What is needed — Copy every line that contains the string "strains" from the entries below.

────────────────────

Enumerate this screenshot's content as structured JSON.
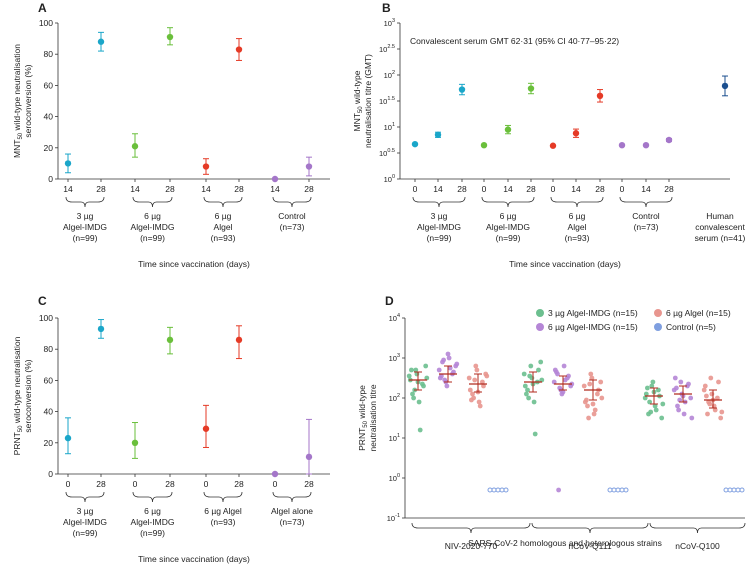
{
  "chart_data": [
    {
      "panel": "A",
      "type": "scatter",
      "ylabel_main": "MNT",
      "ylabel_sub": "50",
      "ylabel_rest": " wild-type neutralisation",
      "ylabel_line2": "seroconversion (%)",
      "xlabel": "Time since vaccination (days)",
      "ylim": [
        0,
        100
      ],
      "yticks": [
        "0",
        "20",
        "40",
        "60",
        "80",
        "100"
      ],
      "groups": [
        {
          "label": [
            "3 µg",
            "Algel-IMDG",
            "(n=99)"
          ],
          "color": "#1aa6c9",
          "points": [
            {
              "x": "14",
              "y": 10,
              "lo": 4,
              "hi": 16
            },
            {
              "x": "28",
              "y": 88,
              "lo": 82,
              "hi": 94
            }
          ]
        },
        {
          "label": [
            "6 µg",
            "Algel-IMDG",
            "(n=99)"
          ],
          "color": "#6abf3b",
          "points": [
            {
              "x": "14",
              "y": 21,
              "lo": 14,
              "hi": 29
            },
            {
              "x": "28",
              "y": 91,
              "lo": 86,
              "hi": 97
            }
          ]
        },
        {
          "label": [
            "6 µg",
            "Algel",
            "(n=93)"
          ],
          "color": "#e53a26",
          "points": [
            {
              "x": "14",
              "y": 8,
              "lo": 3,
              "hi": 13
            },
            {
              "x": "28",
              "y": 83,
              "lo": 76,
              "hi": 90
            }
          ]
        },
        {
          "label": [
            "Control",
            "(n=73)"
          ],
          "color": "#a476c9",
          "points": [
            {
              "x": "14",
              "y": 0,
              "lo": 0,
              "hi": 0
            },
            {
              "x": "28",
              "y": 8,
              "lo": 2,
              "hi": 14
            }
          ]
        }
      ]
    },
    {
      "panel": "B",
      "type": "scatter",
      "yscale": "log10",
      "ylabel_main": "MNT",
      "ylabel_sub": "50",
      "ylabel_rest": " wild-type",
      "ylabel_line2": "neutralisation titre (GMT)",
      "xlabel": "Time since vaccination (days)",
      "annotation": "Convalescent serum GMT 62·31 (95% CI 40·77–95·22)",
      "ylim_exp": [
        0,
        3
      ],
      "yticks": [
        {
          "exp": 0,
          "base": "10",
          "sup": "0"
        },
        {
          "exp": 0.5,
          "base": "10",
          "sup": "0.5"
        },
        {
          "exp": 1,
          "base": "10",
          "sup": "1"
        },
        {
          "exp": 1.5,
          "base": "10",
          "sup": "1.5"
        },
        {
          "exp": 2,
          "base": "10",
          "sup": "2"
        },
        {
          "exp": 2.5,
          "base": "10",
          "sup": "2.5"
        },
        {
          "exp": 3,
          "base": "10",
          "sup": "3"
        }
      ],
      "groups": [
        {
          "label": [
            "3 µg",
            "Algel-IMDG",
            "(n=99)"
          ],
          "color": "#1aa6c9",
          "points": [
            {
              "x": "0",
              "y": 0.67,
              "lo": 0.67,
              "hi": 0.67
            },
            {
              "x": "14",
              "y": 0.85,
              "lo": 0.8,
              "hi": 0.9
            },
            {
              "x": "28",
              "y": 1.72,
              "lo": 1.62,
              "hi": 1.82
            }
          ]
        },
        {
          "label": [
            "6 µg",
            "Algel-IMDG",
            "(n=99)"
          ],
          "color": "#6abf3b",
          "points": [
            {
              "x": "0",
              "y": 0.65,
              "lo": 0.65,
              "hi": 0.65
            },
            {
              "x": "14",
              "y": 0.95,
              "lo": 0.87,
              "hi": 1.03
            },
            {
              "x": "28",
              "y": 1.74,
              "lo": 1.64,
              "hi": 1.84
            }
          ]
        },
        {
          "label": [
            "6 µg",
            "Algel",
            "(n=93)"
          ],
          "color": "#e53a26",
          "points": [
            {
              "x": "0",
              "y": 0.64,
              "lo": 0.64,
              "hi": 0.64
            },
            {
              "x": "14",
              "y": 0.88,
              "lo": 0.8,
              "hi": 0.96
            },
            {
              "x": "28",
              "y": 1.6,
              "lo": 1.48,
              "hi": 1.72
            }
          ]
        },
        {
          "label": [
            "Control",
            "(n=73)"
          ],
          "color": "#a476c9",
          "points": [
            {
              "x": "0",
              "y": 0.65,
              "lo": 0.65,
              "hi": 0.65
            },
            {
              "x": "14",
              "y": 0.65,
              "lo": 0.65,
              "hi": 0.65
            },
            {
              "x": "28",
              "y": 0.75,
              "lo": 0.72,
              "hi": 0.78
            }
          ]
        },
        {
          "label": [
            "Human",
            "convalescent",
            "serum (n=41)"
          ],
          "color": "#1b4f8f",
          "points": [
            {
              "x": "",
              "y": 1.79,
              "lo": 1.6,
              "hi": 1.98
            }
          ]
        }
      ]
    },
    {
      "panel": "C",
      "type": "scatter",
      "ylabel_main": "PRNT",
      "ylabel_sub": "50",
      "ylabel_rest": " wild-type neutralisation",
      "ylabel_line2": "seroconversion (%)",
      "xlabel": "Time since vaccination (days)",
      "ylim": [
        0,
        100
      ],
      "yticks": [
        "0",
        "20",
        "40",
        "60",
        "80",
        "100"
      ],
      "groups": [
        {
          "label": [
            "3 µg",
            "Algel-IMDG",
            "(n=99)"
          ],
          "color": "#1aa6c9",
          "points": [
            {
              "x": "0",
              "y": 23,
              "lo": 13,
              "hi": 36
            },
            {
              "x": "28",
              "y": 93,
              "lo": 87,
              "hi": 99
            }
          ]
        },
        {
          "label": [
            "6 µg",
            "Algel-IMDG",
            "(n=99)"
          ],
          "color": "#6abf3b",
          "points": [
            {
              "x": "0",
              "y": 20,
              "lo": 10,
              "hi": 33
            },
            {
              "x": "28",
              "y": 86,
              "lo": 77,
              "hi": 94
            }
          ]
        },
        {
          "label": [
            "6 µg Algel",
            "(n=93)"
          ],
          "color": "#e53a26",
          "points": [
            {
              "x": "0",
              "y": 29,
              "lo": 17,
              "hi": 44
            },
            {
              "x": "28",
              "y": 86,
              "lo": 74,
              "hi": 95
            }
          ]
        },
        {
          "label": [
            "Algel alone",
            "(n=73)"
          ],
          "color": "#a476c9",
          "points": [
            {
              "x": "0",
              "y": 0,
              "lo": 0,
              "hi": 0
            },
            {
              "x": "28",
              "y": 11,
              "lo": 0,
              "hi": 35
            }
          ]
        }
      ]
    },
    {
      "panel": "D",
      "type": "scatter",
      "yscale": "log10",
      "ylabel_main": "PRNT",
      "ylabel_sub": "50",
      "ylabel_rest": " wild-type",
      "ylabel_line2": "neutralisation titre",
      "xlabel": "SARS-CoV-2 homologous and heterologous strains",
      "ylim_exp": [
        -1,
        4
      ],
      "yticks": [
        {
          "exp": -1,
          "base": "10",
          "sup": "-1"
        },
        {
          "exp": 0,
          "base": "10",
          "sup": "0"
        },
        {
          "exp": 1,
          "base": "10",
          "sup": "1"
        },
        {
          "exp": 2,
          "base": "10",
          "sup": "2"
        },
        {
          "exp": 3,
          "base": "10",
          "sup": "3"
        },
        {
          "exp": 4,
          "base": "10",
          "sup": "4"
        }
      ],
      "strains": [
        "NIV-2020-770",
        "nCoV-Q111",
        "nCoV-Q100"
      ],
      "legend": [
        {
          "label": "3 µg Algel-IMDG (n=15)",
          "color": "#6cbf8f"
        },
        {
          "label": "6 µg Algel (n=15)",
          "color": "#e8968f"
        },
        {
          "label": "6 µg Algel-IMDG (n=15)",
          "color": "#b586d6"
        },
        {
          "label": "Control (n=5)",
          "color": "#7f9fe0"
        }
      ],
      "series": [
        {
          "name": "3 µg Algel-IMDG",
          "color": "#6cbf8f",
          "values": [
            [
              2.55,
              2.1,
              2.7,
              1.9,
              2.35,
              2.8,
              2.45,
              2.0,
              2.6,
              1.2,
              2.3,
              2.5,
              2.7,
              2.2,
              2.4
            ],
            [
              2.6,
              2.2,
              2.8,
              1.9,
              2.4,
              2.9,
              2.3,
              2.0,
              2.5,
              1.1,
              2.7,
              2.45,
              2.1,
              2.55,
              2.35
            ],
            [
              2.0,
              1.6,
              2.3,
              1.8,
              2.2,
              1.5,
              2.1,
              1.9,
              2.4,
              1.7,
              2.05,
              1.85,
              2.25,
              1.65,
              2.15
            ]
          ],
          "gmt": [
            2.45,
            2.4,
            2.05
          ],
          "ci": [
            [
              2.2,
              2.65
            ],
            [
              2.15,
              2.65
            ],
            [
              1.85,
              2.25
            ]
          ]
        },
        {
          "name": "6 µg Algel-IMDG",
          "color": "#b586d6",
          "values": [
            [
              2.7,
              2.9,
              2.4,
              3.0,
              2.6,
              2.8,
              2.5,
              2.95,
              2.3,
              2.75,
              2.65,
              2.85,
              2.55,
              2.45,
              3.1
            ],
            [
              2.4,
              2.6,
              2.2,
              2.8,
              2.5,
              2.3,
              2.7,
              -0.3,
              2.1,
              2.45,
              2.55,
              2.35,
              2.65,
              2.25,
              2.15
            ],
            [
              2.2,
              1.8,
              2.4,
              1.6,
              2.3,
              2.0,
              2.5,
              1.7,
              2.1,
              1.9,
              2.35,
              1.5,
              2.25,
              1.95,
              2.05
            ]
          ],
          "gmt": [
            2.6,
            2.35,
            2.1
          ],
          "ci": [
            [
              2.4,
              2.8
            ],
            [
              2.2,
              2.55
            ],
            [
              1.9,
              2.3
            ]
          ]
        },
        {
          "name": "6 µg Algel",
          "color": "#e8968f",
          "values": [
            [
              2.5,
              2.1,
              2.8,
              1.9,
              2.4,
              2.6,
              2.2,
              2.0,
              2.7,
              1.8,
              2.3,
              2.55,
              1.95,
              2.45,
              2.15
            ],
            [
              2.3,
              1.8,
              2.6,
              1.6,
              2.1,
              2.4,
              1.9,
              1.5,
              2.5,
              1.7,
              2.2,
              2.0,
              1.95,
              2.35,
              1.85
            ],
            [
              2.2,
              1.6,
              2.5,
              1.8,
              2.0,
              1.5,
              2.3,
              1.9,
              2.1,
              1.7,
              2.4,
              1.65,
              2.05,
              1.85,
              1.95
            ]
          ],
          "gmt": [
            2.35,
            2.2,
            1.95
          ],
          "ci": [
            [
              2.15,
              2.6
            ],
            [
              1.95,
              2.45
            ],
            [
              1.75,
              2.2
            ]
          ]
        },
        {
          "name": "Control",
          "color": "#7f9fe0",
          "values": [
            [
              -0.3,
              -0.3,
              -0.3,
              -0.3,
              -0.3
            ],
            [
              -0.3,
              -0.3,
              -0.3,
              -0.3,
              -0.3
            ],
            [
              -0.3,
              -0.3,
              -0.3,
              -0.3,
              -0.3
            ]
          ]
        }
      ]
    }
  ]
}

────────────────────

Result —
      "xlabel": "SARS-CoV-2 homologous and heterologous strains",
      "strains": [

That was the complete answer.